▸ **Task directions**
Copy out all of the material exactly as presented.

======== Input rows ========

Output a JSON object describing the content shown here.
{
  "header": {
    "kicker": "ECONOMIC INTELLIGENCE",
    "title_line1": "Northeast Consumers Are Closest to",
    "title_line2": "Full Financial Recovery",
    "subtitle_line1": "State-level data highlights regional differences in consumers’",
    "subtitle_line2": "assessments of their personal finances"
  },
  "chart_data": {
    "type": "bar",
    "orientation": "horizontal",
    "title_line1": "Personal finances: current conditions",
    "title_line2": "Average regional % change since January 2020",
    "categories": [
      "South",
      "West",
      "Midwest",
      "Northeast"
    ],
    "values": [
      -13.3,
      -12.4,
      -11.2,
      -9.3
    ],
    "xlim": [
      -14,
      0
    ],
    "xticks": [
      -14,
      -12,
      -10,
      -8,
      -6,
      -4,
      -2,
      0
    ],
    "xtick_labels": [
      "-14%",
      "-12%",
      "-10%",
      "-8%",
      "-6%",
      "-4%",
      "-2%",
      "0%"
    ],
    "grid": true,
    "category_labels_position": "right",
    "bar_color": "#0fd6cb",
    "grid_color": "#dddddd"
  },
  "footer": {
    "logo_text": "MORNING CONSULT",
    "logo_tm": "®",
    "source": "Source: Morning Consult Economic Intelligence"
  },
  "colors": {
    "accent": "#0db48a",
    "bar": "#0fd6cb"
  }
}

========

▸ **Written response**
Output a JSON object describing the content shown here.
{
  "header": {
    "kicker": "ECONOMIC INTELLIGENCE",
    "title_line1": "Northeast Consumers Are Closest to",
    "title_line2": "Full Financial Recovery",
    "subtitle_line1": "State-level data highlights regional differences in consumers’",
    "subtitle_line2": "assessments of their personal finances"
  },
  "chart_data": {
    "type": "bar",
    "orientation": "horizontal",
    "title_line1": "Personal finances: current conditions",
    "title_line2": "Average regional % change since January 2020",
    "categories": [
      "South",
      "West",
      "Midwest",
      "Northeast"
    ],
    "values": [
      -13.3,
      -12.4,
      -11.2,
      -9.3
    ],
    "xlim": [
      -14,
      0
    ],
    "xticks": [
      -14,
      -12,
      -10,
      -8,
      -6,
      -4,
      -2,
      0
    ],
    "xtick_labels": [
      "-14%",
      "-12%",
      "-10%",
      "-8%",
      "-6%",
      "-4%",
      "-2%",
      "0%"
    ],
    "grid": true,
    "category_labels_position": "right",
    "bar_color": "#0fd6cb",
    "grid_color": "#dddddd"
  },
  "footer": {
    "logo_text": "MORNING CONSULT",
    "logo_tm": "®",
    "source": "Source: Morning Consult Economic Intelligence"
  },
  "colors": {
    "accent": "#0db48a",
    "bar": "#0fd6cb"
  }
}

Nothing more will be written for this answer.